▶ **Directions**:
Do not include the pictures; repeat the rest of the data exactly.

▶ **Data for processing**:
────────────────

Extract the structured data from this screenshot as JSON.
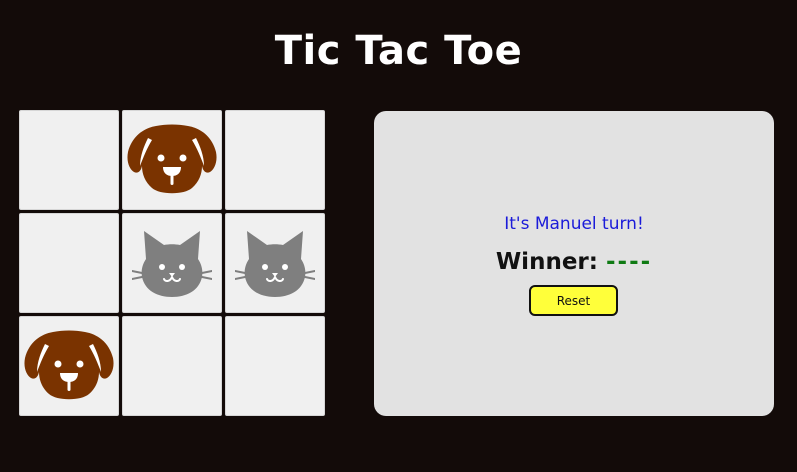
{
  "title": "Tic Tac Toe",
  "colors": {
    "background": "#130b09",
    "cell": "#f0f0f0",
    "dog": "#7a3300",
    "cat": "#7f7f7f",
    "panel": "#e2e2e2",
    "turn_text": "#1b1bd9",
    "winner_value": "#0f7a13",
    "reset_button": "#ffff3a"
  },
  "board": [
    [
      "",
      "dog",
      ""
    ],
    [
      "",
      "cat",
      "cat"
    ],
    [
      "dog",
      "",
      ""
    ]
  ],
  "players": {
    "dog": {
      "icon": "dog-icon"
    },
    "cat": {
      "icon": "cat-icon"
    }
  },
  "status": {
    "turn_text": "It's Manuel turn!",
    "winner_label": "Winner:",
    "winner_value": "----"
  },
  "reset_label": "Reset"
}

────────────────

▶ **Response to the exercise**:
Extract the structured data from this screenshot as JSON.
{
  "title": "Tic Tac Toe",
  "colors": {
    "background": "#130b09",
    "cell": "#f0f0f0",
    "dog": "#7a3300",
    "cat": "#7f7f7f",
    "panel": "#e2e2e2",
    "turn_text": "#1b1bd9",
    "winner_value": "#0f7a13",
    "reset_button": "#ffff3a"
  },
  "board": [
    [
      "",
      "dog",
      ""
    ],
    [
      "",
      "cat",
      "cat"
    ],
    [
      "dog",
      "",
      ""
    ]
  ],
  "players": {
    "dog": {
      "icon": "dog-icon"
    },
    "cat": {
      "icon": "cat-icon"
    }
  },
  "status": {
    "turn_text": "It's Manuel turn!",
    "winner_label": "Winner:",
    "winner_value": "----"
  },
  "reset_label": "Reset"
}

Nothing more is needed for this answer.